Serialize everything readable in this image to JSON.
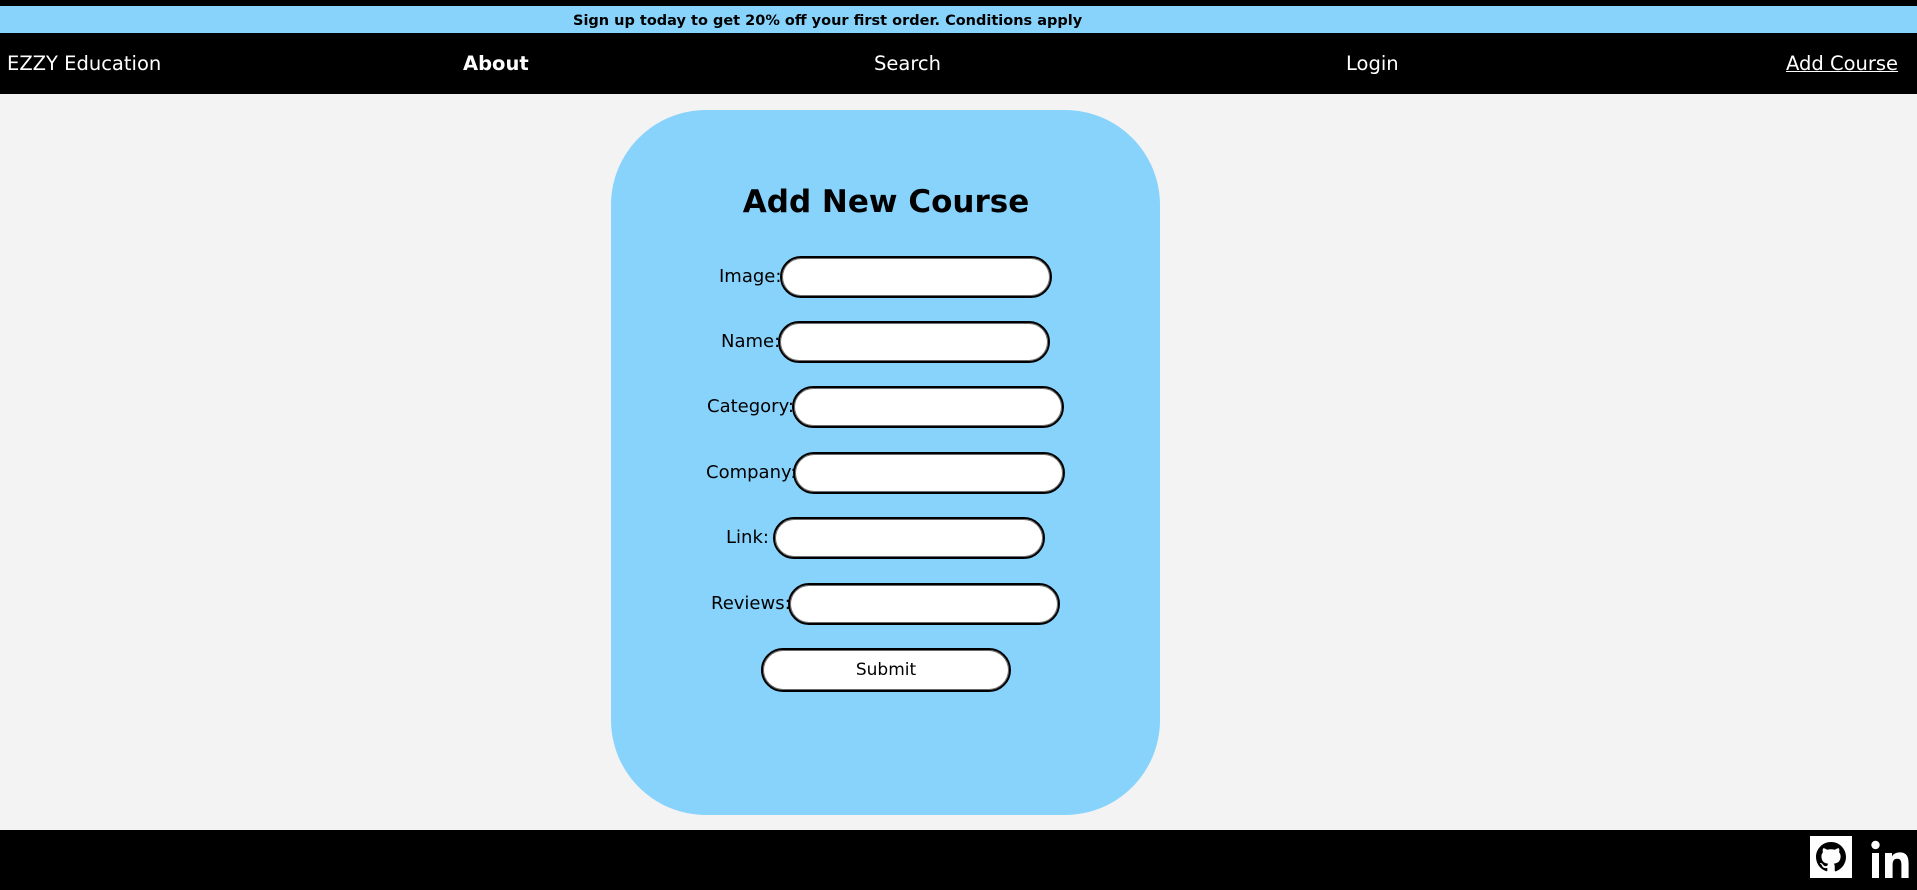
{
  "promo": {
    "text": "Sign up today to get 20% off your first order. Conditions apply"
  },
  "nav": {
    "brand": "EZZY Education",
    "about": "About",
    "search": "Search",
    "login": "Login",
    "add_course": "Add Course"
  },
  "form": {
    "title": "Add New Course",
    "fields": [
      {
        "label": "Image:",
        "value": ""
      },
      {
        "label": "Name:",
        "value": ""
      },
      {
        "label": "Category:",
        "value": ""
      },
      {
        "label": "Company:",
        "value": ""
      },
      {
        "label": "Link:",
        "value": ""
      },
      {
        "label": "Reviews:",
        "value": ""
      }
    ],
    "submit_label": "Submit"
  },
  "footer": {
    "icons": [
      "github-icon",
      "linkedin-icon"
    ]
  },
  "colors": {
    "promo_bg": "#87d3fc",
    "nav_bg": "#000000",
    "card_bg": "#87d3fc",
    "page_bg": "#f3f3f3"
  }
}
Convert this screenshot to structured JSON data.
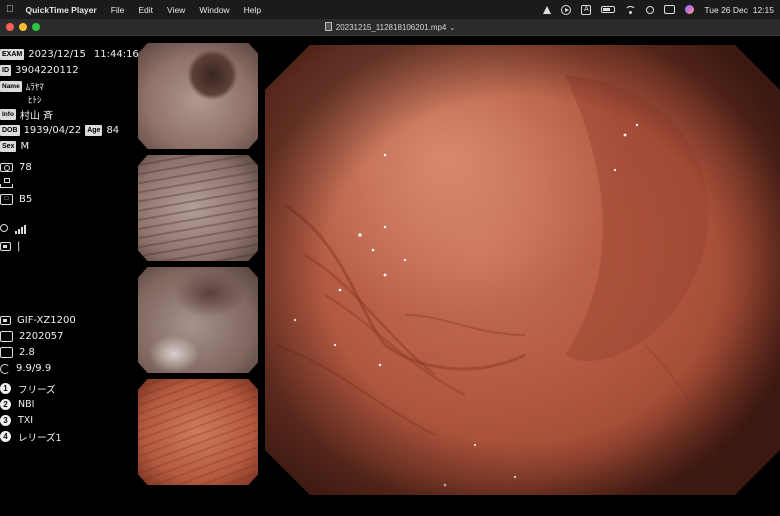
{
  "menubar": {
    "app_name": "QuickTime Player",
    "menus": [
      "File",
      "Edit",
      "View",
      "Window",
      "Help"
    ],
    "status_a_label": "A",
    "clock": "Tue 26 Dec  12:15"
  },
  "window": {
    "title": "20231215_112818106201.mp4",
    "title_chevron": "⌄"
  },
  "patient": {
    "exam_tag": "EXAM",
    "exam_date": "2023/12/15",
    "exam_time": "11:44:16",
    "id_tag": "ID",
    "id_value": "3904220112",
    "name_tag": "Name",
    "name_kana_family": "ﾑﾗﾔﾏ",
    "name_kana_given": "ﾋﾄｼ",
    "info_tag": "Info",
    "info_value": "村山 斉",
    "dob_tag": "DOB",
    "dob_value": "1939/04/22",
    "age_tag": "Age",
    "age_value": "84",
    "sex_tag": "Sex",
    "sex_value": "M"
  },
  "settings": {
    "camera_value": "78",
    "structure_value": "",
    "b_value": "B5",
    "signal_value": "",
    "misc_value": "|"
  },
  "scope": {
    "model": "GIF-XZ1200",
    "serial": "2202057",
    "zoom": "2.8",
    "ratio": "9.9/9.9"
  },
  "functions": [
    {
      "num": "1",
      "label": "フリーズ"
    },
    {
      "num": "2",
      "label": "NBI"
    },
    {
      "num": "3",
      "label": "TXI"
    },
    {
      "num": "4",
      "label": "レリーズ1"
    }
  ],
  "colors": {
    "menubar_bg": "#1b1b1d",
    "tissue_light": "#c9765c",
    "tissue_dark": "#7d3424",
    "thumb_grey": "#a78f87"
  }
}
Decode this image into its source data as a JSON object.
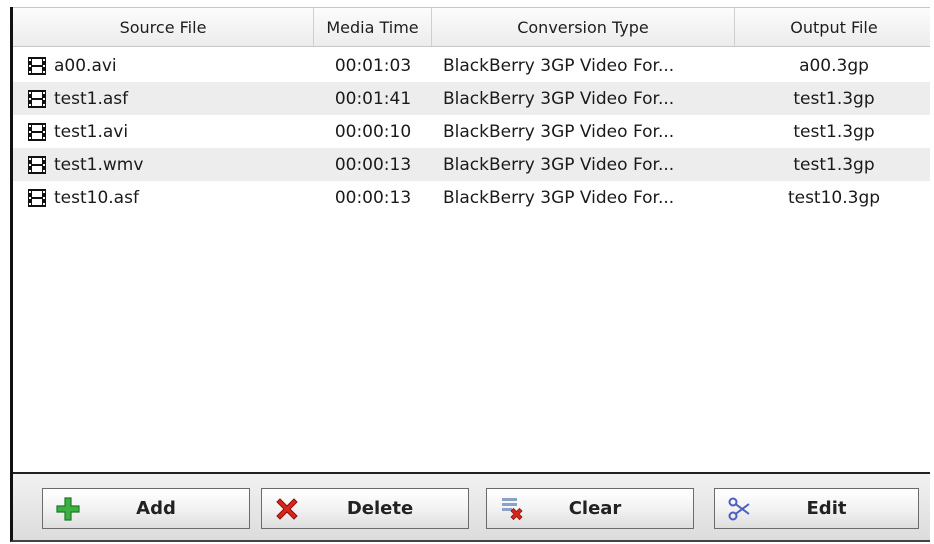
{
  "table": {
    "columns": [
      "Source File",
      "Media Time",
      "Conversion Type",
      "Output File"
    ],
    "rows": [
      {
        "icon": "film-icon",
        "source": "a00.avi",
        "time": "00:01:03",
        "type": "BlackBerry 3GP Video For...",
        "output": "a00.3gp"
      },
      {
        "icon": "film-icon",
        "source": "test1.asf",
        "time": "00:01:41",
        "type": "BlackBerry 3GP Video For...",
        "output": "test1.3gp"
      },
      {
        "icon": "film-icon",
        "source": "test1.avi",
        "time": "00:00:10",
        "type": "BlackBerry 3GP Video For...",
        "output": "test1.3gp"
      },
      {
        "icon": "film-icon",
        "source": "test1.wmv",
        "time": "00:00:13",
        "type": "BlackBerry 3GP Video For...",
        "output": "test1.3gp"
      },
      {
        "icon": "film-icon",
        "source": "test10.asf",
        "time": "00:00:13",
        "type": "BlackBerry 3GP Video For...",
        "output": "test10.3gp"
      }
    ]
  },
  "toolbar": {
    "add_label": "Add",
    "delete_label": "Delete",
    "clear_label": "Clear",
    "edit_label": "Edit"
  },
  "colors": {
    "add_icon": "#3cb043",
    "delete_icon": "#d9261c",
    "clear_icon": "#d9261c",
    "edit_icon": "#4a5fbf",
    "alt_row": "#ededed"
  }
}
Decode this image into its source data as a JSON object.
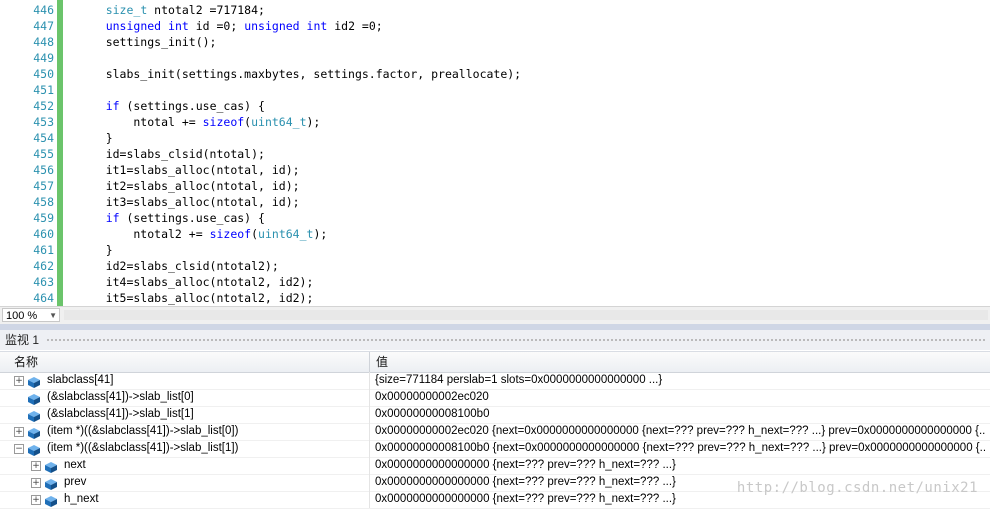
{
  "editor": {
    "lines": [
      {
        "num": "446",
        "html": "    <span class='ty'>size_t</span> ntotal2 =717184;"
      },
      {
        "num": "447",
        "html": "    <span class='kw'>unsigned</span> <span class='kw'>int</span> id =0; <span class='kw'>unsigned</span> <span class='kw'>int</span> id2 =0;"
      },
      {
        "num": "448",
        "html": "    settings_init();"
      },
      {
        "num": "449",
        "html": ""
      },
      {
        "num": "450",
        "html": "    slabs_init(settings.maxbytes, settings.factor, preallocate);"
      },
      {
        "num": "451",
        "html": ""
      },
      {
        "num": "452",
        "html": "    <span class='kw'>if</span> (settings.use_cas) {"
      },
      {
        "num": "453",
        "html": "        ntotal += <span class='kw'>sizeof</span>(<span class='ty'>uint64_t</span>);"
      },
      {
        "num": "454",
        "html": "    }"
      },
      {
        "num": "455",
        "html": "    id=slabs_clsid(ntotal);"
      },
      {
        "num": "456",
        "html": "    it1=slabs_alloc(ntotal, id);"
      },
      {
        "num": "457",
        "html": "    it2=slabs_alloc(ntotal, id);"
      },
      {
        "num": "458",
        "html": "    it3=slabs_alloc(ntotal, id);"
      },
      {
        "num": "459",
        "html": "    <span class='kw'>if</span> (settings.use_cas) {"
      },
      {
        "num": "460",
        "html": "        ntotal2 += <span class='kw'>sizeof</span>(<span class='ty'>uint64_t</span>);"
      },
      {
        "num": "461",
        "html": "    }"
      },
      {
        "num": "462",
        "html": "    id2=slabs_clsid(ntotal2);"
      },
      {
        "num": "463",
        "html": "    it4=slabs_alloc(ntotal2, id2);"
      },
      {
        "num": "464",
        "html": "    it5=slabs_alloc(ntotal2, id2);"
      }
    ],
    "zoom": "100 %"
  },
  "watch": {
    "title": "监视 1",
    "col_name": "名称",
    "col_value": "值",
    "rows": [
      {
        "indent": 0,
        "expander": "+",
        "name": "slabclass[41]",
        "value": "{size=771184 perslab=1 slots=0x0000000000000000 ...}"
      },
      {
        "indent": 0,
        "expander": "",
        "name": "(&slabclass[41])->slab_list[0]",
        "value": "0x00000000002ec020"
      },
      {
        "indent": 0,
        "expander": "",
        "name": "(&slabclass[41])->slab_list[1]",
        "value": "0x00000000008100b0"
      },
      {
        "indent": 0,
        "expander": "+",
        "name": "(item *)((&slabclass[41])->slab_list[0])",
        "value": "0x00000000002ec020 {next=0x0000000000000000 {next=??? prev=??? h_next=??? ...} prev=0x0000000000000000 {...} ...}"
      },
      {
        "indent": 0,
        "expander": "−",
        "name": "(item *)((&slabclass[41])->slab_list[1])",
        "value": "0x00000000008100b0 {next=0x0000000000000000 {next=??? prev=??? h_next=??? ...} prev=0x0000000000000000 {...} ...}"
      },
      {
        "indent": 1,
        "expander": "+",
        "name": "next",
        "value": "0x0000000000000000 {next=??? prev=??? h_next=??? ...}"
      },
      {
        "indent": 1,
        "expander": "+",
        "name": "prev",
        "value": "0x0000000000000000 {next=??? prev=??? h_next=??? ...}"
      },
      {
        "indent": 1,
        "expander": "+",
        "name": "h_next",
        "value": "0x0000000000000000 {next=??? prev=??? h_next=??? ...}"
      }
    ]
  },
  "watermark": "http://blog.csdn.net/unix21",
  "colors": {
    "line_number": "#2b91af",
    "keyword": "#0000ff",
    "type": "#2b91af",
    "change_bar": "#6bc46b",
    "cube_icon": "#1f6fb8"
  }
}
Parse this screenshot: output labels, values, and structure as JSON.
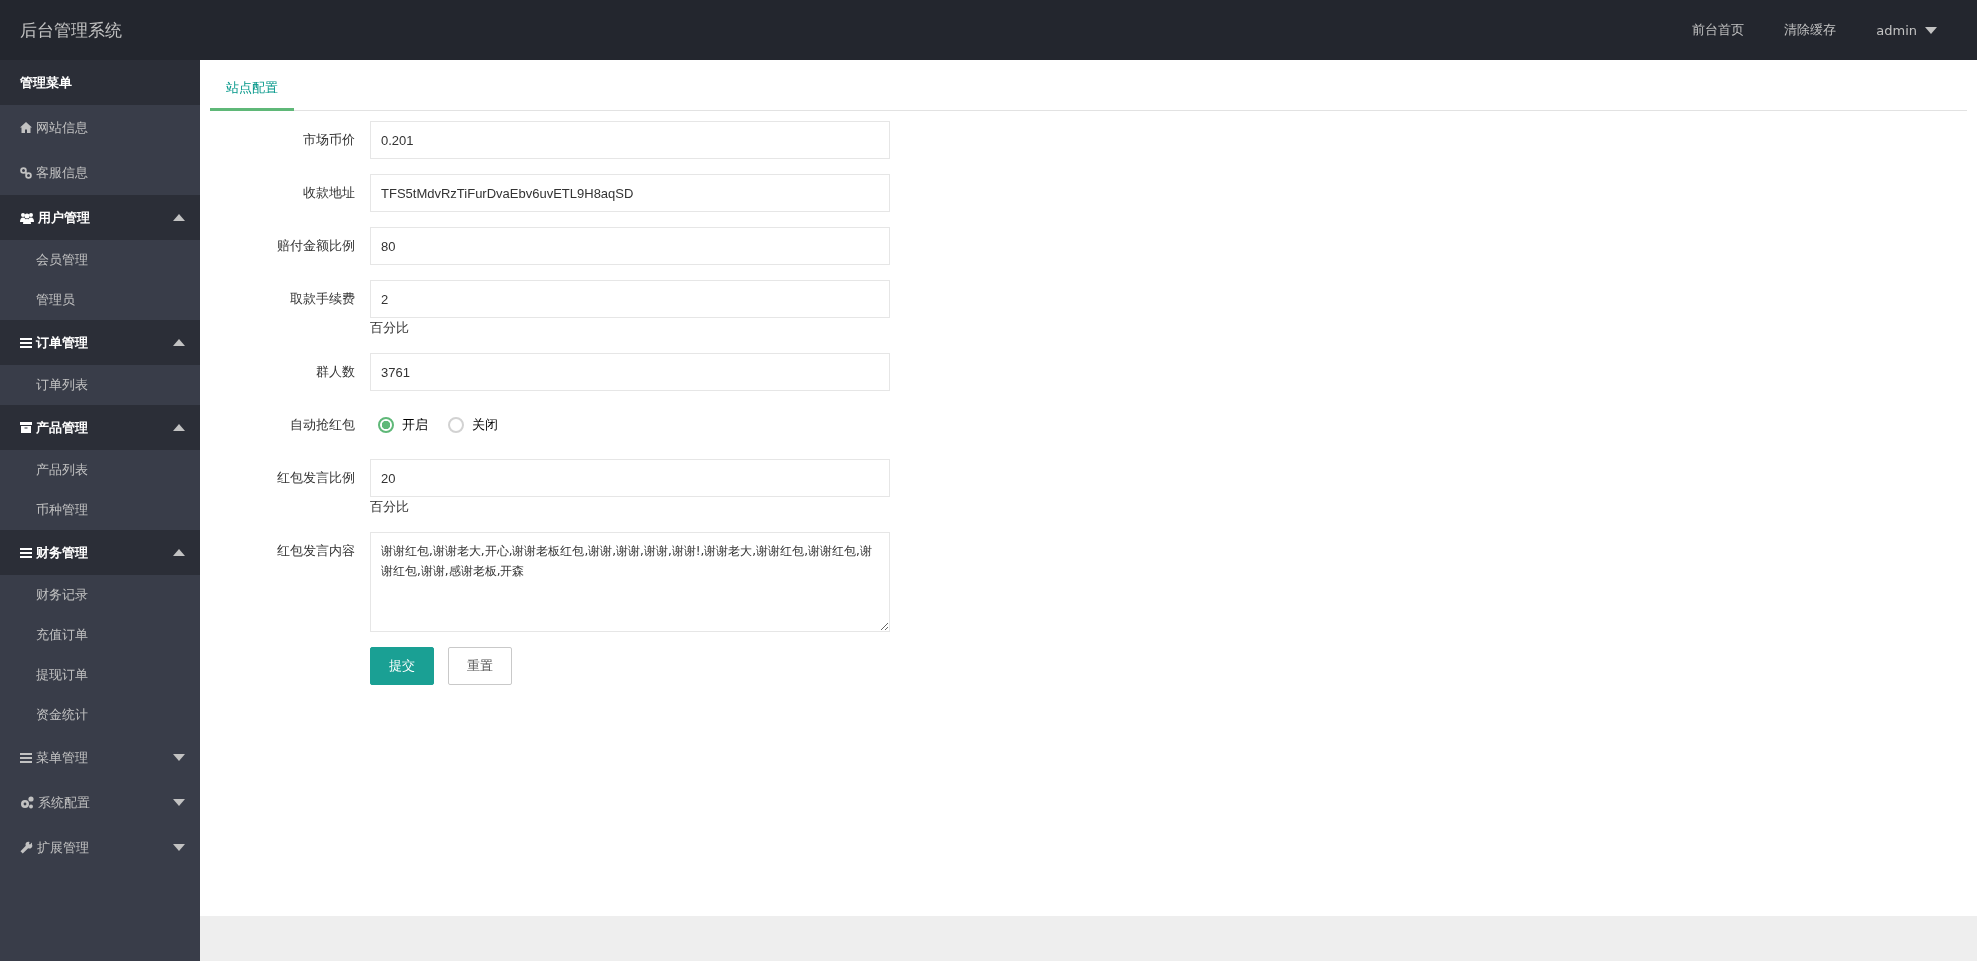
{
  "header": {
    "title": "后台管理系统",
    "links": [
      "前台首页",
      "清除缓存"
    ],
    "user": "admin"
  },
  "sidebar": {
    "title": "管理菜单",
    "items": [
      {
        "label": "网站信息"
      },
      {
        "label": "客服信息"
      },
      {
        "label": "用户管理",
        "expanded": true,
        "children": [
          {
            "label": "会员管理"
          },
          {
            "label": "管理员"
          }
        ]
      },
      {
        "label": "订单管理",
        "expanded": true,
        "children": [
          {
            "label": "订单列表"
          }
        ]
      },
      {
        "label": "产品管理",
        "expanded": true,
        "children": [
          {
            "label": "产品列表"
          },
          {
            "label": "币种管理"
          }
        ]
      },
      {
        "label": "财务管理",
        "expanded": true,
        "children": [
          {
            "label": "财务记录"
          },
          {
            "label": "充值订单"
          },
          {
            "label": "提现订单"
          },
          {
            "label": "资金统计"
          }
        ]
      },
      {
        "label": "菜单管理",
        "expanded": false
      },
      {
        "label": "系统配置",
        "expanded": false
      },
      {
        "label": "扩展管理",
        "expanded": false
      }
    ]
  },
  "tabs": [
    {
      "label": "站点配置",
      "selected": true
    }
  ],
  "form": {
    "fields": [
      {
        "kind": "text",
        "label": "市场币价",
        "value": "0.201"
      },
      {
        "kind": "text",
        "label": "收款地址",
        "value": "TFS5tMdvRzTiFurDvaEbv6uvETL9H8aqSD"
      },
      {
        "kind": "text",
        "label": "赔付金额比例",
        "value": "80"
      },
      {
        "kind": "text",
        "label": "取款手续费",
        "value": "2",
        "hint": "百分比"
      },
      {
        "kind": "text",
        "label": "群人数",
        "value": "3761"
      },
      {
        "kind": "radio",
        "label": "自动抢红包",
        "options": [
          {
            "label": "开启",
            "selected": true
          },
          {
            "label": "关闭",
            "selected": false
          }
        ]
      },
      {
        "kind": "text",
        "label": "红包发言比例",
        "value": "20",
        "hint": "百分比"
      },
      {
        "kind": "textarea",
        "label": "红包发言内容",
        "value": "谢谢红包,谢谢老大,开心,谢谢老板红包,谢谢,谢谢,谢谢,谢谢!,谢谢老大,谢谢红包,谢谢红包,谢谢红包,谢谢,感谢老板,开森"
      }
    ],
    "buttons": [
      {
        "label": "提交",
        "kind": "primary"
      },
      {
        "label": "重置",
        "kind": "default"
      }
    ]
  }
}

━━━━━━

— Task prompt —
Give the count of lines in the data shown above that contain "sizeof", and nothing else.

— Result of the task —
2